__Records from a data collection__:
>>
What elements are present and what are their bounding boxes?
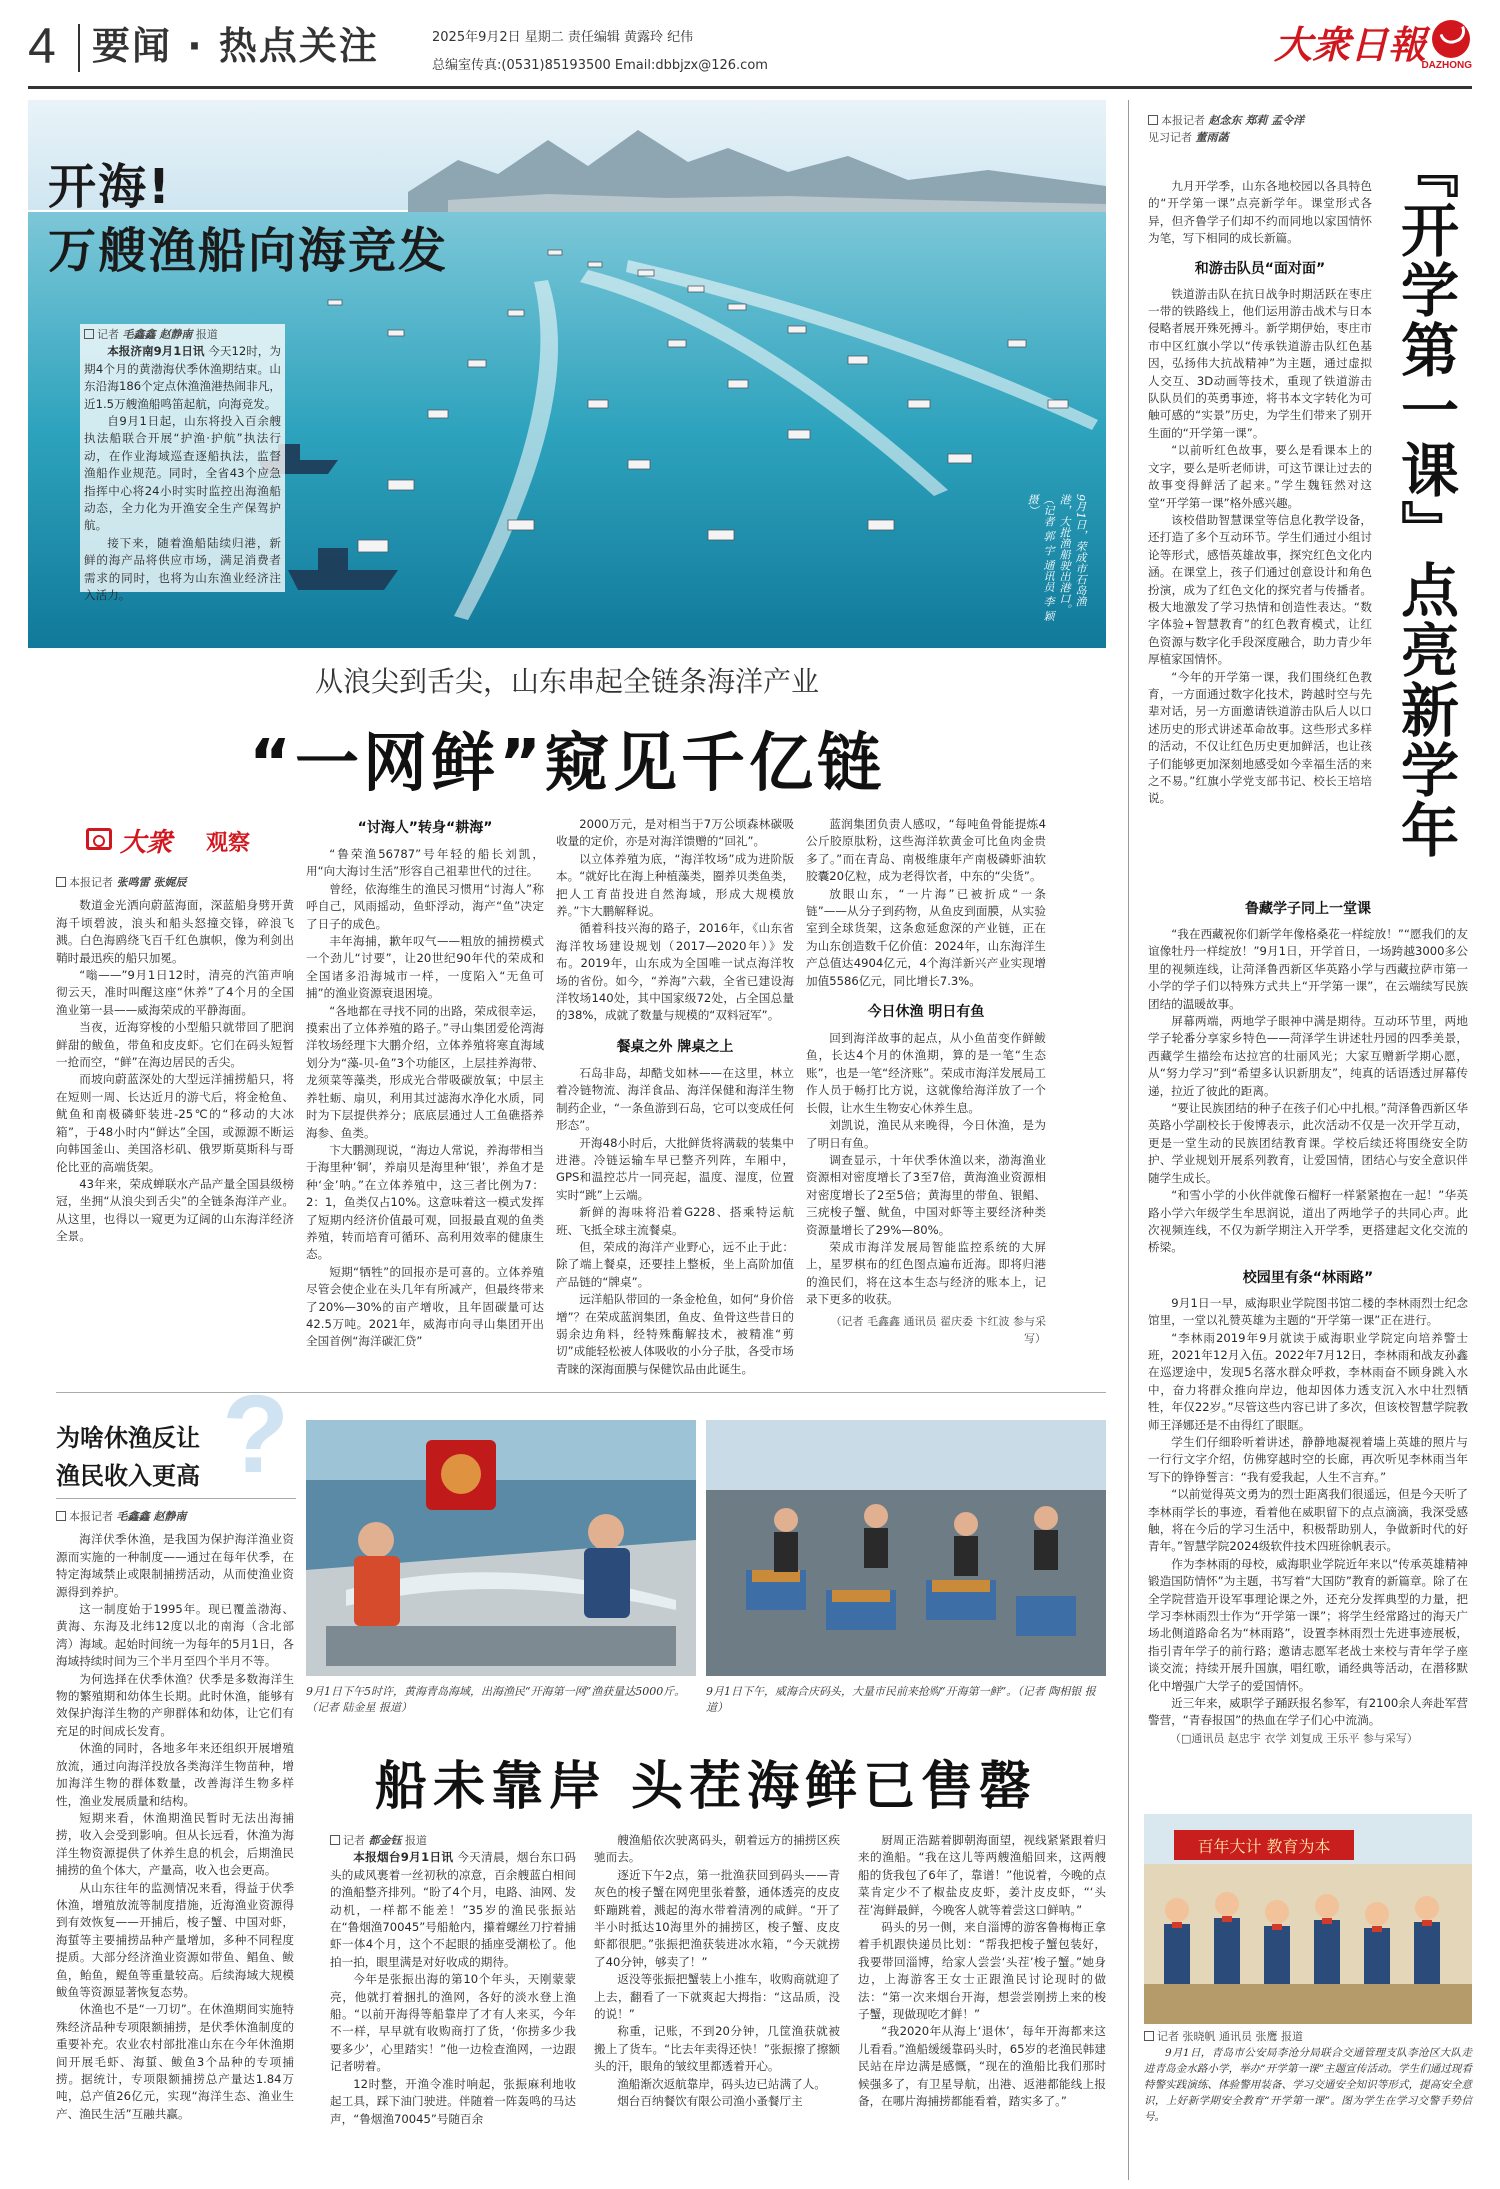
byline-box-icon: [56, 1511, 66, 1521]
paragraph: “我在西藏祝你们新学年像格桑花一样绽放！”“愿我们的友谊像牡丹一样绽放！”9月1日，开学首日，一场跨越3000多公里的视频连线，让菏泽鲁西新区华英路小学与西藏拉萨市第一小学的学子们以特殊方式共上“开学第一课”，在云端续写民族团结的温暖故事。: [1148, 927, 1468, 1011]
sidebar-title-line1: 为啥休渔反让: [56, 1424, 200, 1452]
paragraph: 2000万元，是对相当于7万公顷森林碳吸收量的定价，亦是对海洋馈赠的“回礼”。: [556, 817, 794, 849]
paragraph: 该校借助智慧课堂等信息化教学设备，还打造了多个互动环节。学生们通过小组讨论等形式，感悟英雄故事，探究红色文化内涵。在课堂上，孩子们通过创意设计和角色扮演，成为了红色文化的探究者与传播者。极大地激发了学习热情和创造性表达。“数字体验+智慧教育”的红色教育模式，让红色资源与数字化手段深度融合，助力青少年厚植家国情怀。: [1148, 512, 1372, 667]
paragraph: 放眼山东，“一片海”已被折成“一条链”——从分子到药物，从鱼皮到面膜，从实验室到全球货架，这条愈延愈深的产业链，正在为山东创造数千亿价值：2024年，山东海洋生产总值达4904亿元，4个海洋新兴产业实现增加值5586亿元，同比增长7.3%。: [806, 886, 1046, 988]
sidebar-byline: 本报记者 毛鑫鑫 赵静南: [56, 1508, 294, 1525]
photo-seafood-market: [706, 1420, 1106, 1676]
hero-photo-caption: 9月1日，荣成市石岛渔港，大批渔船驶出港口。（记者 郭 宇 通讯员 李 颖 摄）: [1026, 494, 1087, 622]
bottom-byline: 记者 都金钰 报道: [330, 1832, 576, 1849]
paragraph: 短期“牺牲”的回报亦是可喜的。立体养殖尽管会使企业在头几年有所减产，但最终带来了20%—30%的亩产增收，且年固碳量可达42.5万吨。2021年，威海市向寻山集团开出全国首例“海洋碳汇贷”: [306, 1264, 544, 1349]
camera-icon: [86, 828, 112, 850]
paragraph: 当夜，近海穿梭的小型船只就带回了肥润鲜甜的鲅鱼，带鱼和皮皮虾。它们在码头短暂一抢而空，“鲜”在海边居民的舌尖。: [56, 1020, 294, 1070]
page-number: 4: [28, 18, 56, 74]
<<
__Your instructions__:
Please arrange the lines of every item above as a numbered list, skipping any blank lines and leaving the pictures out.

__The completed task__:
1. What elements are present and what are their bounding boxes?
2. byline-box-icon: [56, 1511, 66, 1521]
3. paragraph: “我在西藏祝你们新学年像格桑花一样绽放！”“愿我们的友谊像牡丹一样绽放！”9月1日，开学首日，一场跨越3000多公里的视频连线，让菏泽鲁西新区华英路小学与西藏拉萨市第一小学的学子们以特殊方式共上“开学第一课”，在云端续写民族团结的温暖故事。: [1148, 927, 1468, 1011]
4. sidebar-title-line1: 为啥休渔反让: [56, 1424, 200, 1452]
5. paragraph: 2000万元，是对相当于7万公顷森林碳吸收量的定价，亦是对海洋馈赠的“回礼”。: [556, 817, 794, 849]
6. paragraph: 该校借助智慧课堂等信息化教学设备，还打造了多个互动环节。学生们通过小组讨论等形式，感悟英雄故事，探究红色文化内涵。在课堂上，孩子们通过创意设计和角色扮演，成为了红色文化的探究者与传播者。极大地激发了学习热情和创造性表达。“数字体验+智慧教育”的红色教育模式，让红色资源与数字化手段深度融合，助力青少年厚植家国情怀。: [1148, 512, 1372, 667]
7. paragraph: 放眼山东，“一片海”已被折成“一条链”——从分子到药物，从鱼皮到面膜，从实验室到全球货架，这条愈延愈深的产业链，正在为山东创造数千亿价值：2024年，山东海洋生产总值达4904亿元，4个海洋新兴产业实现增加值5586亿元，同比增长7.3%。: [806, 886, 1046, 988]
8. sidebar-byline: 本报记者 毛鑫鑫 赵静南: [56, 1508, 294, 1525]
9. photo-seafood-market: [706, 1420, 1106, 1676]
10. hero-photo-caption: 9月1日，荣成市石岛渔港，大批渔船驶出港口。（记者 郭 宇 通讯员 李 颖 摄）: [1026, 494, 1087, 622]
11. bottom-byline: 记者 都金钰 报道: [330, 1832, 576, 1849]
12. paragraph: 短期“牺牲”的回报亦是可喜的。立体养殖尽管会使企业在头几年有所减产，但最终带来了20%—30%的亩产增收，且年固碳量可达42.5万吨。2021年，威海市向寻山集团开出全国首例“海洋碳汇贷”: [306, 1264, 544, 1349]
13. camera-icon: [86, 828, 112, 850]
14. paragraph: 当夜，近海穿梭的小型船只就带回了肥润鲜甜的鲅鱼，带鱼和皮皮虾。它们在码头短暂一抢而空，“鲜”在海边居民的舌尖。: [56, 1020, 294, 1070]
15. page-number: 4: [28, 18, 56, 74]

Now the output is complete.